-------- DATA SECTION --------
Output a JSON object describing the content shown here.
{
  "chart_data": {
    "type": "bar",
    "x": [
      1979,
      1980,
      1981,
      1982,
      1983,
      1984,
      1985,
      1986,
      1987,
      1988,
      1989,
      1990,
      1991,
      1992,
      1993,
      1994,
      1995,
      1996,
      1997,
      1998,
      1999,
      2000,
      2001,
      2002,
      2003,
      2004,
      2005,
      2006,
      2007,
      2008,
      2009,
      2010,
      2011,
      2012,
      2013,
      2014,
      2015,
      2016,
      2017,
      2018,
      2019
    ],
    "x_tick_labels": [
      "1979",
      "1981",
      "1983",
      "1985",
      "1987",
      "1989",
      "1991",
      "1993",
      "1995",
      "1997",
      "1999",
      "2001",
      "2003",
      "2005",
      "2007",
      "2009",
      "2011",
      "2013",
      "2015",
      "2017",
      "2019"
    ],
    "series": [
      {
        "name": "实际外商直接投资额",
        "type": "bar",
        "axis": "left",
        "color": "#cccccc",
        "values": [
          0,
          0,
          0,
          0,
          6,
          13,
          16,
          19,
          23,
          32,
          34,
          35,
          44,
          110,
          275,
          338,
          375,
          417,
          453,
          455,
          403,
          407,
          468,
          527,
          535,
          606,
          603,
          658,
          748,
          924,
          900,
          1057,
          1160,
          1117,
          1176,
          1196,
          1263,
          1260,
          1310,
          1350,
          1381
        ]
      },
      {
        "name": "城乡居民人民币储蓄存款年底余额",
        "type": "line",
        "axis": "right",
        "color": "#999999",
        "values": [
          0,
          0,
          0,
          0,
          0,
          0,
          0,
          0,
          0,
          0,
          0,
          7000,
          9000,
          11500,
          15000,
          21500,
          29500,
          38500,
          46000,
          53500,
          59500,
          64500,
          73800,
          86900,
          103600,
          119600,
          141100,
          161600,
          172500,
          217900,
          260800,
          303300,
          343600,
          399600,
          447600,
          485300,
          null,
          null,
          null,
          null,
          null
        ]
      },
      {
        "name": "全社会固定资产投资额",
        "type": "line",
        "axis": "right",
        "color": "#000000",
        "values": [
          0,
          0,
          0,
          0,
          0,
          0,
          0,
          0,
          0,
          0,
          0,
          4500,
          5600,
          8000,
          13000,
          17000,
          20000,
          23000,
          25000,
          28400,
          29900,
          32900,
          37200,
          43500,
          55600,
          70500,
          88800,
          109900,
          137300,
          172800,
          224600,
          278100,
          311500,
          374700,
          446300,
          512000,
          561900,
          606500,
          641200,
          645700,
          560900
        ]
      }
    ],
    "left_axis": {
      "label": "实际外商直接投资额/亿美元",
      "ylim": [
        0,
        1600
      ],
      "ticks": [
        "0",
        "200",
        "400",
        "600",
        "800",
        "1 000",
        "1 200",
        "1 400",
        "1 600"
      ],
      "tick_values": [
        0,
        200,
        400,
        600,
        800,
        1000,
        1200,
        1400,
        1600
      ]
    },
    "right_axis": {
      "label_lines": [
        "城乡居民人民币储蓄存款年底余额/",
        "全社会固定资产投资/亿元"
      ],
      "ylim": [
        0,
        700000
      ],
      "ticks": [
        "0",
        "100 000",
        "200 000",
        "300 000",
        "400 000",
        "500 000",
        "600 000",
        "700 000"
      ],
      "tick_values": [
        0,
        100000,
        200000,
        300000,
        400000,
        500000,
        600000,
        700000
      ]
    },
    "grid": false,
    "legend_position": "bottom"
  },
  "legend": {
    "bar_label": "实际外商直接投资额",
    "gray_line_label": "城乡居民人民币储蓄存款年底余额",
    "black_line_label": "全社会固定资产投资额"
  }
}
--------
__THE TASK__: Your task is to reproduce all of the records exactly.

__COMPLETED EXERCISE__:
Output a JSON object describing the content shown here.
{
  "chart_data": {
    "type": "bar",
    "x": [
      1979,
      1980,
      1981,
      1982,
      1983,
      1984,
      1985,
      1986,
      1987,
      1988,
      1989,
      1990,
      1991,
      1992,
      1993,
      1994,
      1995,
      1996,
      1997,
      1998,
      1999,
      2000,
      2001,
      2002,
      2003,
      2004,
      2005,
      2006,
      2007,
      2008,
      2009,
      2010,
      2011,
      2012,
      2013,
      2014,
      2015,
      2016,
      2017,
      2018,
      2019
    ],
    "x_tick_labels": [
      "1979",
      "1981",
      "1983",
      "1985",
      "1987",
      "1989",
      "1991",
      "1993",
      "1995",
      "1997",
      "1999",
      "2001",
      "2003",
      "2005",
      "2007",
      "2009",
      "2011",
      "2013",
      "2015",
      "2017",
      "2019"
    ],
    "series": [
      {
        "name": "实际外商直接投资额",
        "type": "bar",
        "axis": "left",
        "color": "#cccccc",
        "values": [
          0,
          0,
          0,
          0,
          6,
          13,
          16,
          19,
          23,
          32,
          34,
          35,
          44,
          110,
          275,
          338,
          375,
          417,
          453,
          455,
          403,
          407,
          468,
          527,
          535,
          606,
          603,
          658,
          748,
          924,
          900,
          1057,
          1160,
          1117,
          1176,
          1196,
          1263,
          1260,
          1310,
          1350,
          1381
        ]
      },
      {
        "name": "城乡居民人民币储蓄存款年底余额",
        "type": "line",
        "axis": "right",
        "color": "#999999",
        "values": [
          0,
          0,
          0,
          0,
          0,
          0,
          0,
          0,
          0,
          0,
          0,
          7000,
          9000,
          11500,
          15000,
          21500,
          29500,
          38500,
          46000,
          53500,
          59500,
          64500,
          73800,
          86900,
          103600,
          119600,
          141100,
          161600,
          172500,
          217900,
          260800,
          303300,
          343600,
          399600,
          447600,
          485300,
          null,
          null,
          null,
          null,
          null
        ]
      },
      {
        "name": "全社会固定资产投资额",
        "type": "line",
        "axis": "right",
        "color": "#000000",
        "values": [
          0,
          0,
          0,
          0,
          0,
          0,
          0,
          0,
          0,
          0,
          0,
          4500,
          5600,
          8000,
          13000,
          17000,
          20000,
          23000,
          25000,
          28400,
          29900,
          32900,
          37200,
          43500,
          55600,
          70500,
          88800,
          109900,
          137300,
          172800,
          224600,
          278100,
          311500,
          374700,
          446300,
          512000,
          561900,
          606500,
          641200,
          645700,
          560900
        ]
      }
    ],
    "left_axis": {
      "label": "实际外商直接投资额/亿美元",
      "ylim": [
        0,
        1600
      ],
      "ticks": [
        "0",
        "200",
        "400",
        "600",
        "800",
        "1 000",
        "1 200",
        "1 400",
        "1 600"
      ],
      "tick_values": [
        0,
        200,
        400,
        600,
        800,
        1000,
        1200,
        1400,
        1600
      ]
    },
    "right_axis": {
      "label_lines": [
        "城乡居民人民币储蓄存款年底余额/",
        "全社会固定资产投资/亿元"
      ],
      "ylim": [
        0,
        700000
      ],
      "ticks": [
        "0",
        "100 000",
        "200 000",
        "300 000",
        "400 000",
        "500 000",
        "600 000",
        "700 000"
      ],
      "tick_values": [
        0,
        100000,
        200000,
        300000,
        400000,
        500000,
        600000,
        700000
      ]
    },
    "grid": false,
    "legend_position": "bottom"
  },
  "legend": {
    "bar_label": "实际外商直接投资额",
    "gray_line_label": "城乡居民人民币储蓄存款年底余额",
    "black_line_label": "全社会固定资产投资额"
  }
}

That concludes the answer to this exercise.